## Exercise aim
Collect all the lines that mention the word "grid".

## Input material
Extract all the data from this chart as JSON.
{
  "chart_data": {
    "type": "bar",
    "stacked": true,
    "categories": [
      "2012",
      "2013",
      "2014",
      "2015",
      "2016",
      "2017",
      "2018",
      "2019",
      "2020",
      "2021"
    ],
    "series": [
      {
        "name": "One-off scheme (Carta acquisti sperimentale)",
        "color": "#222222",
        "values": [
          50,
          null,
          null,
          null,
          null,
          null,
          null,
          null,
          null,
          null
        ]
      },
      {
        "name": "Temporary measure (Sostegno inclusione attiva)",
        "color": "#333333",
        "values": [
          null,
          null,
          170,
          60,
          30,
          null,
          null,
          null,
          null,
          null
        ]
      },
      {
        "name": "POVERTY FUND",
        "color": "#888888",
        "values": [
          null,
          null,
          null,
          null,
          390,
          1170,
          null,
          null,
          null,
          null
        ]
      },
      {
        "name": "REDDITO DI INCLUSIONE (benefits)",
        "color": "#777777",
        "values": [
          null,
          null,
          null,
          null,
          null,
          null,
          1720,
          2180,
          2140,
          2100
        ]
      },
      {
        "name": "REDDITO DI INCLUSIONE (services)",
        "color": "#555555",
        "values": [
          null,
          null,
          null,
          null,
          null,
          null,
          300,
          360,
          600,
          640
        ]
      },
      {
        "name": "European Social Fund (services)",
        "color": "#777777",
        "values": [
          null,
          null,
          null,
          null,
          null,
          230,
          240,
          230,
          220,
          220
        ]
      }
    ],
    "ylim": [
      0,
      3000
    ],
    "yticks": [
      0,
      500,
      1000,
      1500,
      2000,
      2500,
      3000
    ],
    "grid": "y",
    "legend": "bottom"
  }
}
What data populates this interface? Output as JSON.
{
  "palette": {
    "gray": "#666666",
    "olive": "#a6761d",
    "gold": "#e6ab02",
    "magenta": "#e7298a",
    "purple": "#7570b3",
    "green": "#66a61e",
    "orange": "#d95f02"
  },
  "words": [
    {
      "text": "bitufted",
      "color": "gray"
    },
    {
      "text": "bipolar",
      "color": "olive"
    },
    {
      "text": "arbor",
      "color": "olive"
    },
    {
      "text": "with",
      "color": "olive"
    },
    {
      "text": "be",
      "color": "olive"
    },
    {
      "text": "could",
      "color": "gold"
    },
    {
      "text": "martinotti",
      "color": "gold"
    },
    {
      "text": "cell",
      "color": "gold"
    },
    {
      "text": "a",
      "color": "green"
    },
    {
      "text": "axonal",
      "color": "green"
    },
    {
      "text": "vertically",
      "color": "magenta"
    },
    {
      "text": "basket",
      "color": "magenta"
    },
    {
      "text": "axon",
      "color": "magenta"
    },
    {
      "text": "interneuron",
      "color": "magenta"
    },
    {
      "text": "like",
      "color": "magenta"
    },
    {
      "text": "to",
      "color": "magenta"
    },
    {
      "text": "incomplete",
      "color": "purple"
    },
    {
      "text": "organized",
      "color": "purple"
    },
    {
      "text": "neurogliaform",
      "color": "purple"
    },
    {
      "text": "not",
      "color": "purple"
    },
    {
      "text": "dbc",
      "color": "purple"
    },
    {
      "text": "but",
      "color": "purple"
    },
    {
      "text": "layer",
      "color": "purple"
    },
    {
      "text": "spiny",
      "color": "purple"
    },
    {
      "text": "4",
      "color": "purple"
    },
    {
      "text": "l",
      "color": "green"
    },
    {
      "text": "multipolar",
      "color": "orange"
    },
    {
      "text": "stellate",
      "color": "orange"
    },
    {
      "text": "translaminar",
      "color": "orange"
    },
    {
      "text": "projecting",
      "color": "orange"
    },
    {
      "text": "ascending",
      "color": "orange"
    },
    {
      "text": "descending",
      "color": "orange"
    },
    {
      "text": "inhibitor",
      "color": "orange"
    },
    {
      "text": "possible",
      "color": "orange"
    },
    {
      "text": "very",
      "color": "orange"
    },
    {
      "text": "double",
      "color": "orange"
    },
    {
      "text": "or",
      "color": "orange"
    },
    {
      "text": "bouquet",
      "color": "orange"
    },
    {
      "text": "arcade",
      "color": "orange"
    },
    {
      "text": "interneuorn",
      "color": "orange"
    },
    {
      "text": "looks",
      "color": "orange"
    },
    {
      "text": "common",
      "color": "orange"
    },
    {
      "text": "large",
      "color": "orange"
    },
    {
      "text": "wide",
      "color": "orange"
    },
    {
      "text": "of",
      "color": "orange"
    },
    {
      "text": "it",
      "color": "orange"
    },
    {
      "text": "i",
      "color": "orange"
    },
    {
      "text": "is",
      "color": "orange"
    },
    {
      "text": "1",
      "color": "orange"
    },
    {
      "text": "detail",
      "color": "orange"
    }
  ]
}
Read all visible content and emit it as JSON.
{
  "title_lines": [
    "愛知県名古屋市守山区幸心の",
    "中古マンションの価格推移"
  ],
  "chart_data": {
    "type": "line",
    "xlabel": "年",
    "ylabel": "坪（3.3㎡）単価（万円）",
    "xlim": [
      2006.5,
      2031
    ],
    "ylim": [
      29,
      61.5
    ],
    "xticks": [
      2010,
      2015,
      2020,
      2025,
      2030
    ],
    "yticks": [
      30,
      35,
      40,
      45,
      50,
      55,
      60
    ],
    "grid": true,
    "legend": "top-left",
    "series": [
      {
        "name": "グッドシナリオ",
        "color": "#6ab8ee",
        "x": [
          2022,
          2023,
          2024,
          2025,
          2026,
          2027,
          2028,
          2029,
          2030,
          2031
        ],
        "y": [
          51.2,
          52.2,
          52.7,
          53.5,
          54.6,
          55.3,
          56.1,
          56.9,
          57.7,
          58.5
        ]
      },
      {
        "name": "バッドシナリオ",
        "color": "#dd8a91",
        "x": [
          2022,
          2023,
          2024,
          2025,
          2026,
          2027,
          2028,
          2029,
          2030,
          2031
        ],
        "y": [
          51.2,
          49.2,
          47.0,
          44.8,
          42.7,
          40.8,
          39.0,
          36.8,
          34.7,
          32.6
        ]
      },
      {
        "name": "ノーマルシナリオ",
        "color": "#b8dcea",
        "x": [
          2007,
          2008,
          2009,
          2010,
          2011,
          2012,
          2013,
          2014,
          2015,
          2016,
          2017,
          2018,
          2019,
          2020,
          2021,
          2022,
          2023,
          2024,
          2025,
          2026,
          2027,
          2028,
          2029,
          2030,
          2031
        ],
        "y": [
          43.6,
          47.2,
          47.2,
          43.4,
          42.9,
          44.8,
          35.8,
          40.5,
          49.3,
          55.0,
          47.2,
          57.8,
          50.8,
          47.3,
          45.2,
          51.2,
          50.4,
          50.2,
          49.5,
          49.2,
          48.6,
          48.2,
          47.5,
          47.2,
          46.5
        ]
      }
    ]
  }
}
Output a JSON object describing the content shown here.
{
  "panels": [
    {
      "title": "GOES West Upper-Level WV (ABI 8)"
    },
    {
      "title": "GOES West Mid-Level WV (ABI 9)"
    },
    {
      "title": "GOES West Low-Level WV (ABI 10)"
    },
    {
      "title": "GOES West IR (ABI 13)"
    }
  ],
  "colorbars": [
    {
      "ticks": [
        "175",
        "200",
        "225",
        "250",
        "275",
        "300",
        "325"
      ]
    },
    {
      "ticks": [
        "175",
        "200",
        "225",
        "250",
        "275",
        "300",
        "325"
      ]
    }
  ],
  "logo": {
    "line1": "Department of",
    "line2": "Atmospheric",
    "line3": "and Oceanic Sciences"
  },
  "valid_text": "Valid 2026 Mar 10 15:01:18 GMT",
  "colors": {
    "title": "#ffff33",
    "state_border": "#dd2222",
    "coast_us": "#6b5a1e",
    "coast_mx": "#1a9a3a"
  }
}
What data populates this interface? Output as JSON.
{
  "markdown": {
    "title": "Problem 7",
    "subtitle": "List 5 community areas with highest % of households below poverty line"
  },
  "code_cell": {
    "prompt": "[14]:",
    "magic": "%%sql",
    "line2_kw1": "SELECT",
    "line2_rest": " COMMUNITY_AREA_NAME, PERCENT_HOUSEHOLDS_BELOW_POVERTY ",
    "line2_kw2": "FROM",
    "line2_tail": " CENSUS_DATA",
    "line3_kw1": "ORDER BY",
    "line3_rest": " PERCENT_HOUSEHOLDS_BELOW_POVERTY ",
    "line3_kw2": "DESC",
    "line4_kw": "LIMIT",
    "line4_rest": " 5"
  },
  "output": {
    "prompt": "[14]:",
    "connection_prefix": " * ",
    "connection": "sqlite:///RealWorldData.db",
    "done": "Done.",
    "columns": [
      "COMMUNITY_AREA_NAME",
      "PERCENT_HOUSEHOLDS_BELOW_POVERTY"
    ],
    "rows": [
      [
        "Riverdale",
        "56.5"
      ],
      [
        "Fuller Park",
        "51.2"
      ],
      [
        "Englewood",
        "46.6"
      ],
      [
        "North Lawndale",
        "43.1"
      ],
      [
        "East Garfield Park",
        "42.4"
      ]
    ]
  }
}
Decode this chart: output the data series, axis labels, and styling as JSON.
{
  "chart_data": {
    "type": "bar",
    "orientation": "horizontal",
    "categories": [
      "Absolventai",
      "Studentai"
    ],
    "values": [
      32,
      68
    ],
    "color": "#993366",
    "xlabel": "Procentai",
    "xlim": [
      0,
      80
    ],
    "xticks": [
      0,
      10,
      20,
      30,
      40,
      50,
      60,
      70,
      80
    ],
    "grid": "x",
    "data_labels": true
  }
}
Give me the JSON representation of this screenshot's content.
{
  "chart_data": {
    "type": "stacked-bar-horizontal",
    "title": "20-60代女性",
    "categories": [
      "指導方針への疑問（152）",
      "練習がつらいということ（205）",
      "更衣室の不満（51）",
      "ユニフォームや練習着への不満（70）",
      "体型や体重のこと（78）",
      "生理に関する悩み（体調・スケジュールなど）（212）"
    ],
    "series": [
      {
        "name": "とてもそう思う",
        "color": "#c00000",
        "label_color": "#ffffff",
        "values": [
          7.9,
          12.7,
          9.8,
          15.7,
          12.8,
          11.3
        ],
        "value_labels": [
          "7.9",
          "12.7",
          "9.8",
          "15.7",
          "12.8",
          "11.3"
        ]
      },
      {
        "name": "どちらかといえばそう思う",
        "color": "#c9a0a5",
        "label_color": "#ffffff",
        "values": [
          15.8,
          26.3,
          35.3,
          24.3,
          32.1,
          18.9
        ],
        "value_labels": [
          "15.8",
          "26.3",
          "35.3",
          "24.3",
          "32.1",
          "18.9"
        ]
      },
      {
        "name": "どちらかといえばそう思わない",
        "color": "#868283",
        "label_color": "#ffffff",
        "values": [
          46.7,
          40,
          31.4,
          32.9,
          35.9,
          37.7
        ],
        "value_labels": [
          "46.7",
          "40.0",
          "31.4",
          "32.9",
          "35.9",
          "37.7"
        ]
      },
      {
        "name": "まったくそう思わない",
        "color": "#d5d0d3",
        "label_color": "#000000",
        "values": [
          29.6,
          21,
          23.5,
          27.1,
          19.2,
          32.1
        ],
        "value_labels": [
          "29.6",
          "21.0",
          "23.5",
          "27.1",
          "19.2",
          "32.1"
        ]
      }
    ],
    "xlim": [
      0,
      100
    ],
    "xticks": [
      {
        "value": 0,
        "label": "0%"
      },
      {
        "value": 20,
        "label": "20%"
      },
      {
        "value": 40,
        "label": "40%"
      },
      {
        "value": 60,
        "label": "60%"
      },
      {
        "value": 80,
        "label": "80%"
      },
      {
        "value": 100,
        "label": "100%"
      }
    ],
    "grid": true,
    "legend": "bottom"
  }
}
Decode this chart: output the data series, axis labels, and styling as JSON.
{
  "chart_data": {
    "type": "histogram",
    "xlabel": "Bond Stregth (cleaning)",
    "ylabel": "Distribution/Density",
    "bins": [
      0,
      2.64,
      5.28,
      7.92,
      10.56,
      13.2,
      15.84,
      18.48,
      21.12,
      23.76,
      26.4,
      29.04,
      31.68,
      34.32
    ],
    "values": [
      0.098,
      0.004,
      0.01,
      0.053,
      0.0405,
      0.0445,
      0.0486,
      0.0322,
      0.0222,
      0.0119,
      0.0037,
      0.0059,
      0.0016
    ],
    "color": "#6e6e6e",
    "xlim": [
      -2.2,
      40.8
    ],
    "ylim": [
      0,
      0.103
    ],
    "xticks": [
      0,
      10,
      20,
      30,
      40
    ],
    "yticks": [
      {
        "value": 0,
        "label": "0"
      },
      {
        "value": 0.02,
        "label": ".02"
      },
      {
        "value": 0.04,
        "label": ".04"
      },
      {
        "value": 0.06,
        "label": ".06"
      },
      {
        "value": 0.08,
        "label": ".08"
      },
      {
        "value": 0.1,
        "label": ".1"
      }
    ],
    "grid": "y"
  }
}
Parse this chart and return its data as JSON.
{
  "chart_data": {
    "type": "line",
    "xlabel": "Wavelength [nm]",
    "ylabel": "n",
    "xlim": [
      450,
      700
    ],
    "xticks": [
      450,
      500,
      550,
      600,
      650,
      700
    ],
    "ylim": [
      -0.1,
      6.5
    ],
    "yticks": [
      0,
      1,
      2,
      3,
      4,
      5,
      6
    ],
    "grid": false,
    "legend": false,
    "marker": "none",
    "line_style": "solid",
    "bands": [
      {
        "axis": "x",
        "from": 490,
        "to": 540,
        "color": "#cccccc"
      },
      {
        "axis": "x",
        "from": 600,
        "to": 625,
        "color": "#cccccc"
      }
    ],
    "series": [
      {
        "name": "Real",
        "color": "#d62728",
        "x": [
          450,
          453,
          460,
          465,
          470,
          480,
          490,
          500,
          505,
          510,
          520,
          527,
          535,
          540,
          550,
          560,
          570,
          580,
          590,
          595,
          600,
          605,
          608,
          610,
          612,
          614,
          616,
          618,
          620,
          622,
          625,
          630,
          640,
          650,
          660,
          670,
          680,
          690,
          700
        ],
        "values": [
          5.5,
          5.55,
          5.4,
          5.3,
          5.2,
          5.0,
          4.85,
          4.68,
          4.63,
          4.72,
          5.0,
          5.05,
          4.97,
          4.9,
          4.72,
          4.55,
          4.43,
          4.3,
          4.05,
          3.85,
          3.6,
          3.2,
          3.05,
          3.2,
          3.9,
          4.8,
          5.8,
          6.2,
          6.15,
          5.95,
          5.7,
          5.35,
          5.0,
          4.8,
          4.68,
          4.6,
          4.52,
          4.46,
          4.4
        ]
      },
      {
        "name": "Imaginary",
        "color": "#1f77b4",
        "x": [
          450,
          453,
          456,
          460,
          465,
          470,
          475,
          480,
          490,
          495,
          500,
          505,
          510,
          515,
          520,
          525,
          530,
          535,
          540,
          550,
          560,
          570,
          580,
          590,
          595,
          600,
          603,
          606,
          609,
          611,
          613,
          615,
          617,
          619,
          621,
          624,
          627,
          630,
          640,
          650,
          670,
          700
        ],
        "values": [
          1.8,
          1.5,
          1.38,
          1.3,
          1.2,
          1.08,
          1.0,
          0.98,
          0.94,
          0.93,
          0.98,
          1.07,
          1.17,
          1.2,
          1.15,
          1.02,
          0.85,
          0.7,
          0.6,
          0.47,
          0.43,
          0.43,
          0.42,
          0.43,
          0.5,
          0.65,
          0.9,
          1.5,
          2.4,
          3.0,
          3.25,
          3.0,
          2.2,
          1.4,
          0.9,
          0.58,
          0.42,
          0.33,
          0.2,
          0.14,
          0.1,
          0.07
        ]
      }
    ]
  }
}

## Result of the exercise
    "grid": "y",
    "grid": true,
    "grid": "x",
    "grid": true,
    "grid": "y"
    "grid": false,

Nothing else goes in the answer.